RFR (L) JDK-8195100: Use a low latency hashtable for SymbolTable

Gerard Ziemski gerard.ziemski at oracle.com
Wed Aug 8 18:56:09 UTC 2018


hi Kim,

Thank you again for more of your feedback.


> On Aug 6, 2018, at 9:18 PM, Kim Barrett <kim.barrett at oracle.com> wrote:
> 
>> On Aug 6, 2018, at 12:39 PM, Gerard Ziemski <gerard.ziemski at oracle.com> wrote:
>> 
>> Thank you Kim very much for such thorough and detailed feedback!
>> 
>> New webrev at http://cr.openjdk.java.net/~gziemski/8195100_rev5
>> 
>> rev5 vs rev4 at http://cr.openjdk.java.net/~gziemski/8195100_rev5_4
> 
> Replies and further comments inline.
> 
> (And thank you for the incremental webrev.)
> 
>>> On Aug 2, 2018, at 6:16 PM, Kim Barrett <kim.barrett at oracle.com> wrote:
>>> src/hotspot/share/classfile/symbolTable.cpp
>>> +#define PREF_AVG_LIST_LEN           8
>>> +#define END_SIZE                    17
>>> +#define REHASH_LEN                  100
>>> +#define CLEAN_DEAD_HIGH_WATER_MARK  0.0
>>> +#define ON_STACK_BUFFER_LENGTH 128
>>> 
>>> Why are these macros, rather than constants?

WHAT YOU WILL DO
(a) Copy the SymbolTable review thread from the words "RFR (L) JDK-8195100: Use" through "of your feedback.", and swap "feedback" for "review".
(b) Pick up the SymbolTable review thread after its last line and write what comes next.

ITEMS

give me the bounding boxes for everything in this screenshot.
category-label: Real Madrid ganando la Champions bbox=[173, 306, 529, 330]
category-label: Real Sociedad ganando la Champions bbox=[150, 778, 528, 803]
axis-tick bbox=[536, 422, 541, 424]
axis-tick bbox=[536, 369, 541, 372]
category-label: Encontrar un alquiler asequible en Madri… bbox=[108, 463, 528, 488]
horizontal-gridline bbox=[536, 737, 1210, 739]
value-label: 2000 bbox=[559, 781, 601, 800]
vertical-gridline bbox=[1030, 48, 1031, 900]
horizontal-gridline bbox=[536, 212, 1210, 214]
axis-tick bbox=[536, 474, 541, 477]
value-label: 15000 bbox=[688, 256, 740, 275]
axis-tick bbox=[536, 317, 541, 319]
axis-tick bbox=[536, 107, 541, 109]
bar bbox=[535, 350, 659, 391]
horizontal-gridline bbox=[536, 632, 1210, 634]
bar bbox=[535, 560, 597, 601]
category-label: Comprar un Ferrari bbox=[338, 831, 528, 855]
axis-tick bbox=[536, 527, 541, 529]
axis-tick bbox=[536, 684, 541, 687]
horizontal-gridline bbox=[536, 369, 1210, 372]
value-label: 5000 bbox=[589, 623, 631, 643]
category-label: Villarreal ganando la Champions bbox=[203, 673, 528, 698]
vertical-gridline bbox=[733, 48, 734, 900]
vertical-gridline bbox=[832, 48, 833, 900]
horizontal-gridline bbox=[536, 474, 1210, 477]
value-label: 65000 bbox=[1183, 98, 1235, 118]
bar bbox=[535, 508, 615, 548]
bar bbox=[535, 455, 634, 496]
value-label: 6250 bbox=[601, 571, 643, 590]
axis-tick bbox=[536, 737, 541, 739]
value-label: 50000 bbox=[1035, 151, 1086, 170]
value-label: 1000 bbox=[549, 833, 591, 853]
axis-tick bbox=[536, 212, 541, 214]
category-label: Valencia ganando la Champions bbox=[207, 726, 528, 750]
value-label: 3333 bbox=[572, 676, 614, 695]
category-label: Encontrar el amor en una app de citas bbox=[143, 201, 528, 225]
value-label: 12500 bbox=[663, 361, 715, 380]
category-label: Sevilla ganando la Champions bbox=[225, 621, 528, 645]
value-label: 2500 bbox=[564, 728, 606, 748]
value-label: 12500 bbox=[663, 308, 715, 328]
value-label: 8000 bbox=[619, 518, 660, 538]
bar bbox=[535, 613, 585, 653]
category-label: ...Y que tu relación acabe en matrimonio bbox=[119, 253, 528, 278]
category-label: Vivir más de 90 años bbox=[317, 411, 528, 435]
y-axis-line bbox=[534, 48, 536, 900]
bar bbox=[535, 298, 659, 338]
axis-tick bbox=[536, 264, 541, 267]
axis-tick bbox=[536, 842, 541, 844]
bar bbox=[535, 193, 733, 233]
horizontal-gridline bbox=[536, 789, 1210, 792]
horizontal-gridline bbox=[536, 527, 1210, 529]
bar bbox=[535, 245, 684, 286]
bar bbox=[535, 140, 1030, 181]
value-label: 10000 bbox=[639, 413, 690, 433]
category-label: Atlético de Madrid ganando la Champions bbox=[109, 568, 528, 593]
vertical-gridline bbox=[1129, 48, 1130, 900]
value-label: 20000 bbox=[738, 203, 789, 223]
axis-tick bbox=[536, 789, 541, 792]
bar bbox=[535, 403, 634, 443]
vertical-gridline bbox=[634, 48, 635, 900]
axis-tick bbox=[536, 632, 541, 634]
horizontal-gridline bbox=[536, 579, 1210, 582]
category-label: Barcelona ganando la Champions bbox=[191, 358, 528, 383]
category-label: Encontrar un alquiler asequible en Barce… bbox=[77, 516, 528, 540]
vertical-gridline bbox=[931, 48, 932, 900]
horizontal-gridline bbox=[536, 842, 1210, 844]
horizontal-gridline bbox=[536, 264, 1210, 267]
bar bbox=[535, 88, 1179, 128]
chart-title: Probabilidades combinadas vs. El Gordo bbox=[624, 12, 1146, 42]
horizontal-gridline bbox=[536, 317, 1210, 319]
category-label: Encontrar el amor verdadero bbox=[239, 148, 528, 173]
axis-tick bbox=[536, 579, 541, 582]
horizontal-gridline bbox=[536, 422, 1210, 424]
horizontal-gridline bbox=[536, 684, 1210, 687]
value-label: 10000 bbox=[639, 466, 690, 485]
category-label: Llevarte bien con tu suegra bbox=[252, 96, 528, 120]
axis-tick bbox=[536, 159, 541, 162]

ANSWERS FOR THIS EXERCISE
(a)
RFR (L) JDK-8195100: Use a low latency hashtable for SymbolTable

Gerard Ziemski gerard.ziemski at oracle.com
Wed Aug 8 18:56:09 UTC 2018


hi Kim,

Thank you again for more of your review.

(b)
>> 
>> There are pro and cons for each and we could also consider "enum {PREF_AVG_LIST_LEN = 8;}” here.
>> 
>> I copied the code from stringTable.cpp and I’m not sure I see a really good reason to change both files. Do you have a strong opinion here?
> 
> Using macros for constants is commonly considered poor style. The
> HotSpot style guide says "You can almost always use an inline function
> or class instead of a macro. Use a macro only when you really need
> it." While this doesn't explicitly mention object macros, the second
> sentence certainly applies.
> 
> Using enums is not a good alternative: JDK-8153116.
> 
> That said, I won't object to making this a cleanup item for later,
> esp. since it also applies to StringTable.

Fixed. Since enums are out of the question (I agree with JDK-8153116), I went ahead and fixed this (I already touched stringTable.cpp anyhow).

Also changed 2 “enums” used in symbolTable into constants.
> 

>>> src/hotspot/share/classfile/symbolTable.cpp
>>> +static inline void _log_trace_symboltable_helper(Symbol* sym, const char* msg) {
>>> +#ifndef PRODUCT
>>> +  if (log_is_enabled(Trace, symboltable)) {
>>> +    char *s;
>>> +    {
>>> +      ResourceMark rm;
>>> +      s = sym->as_quoted_ascii();
>>> +      s = os::strdup(s);
>>> +    }
>>> +    if (s == NULL) {
>>> +      log_trace(symboltable)("%s [%s]", msg, "NULL");
>>> +    } else {
>>> +      log_trace(symboltable)("%s [%s]", msg, s);
>>> +      os::free(s);
>>> +    }
>>> +  }
>>> +#endif // PRODUCT
>>> +}
>>> 
>>> Why the strdup/free here?  Just log the result of as_quoted_ascii
>>> directly (assuming it's not NULL).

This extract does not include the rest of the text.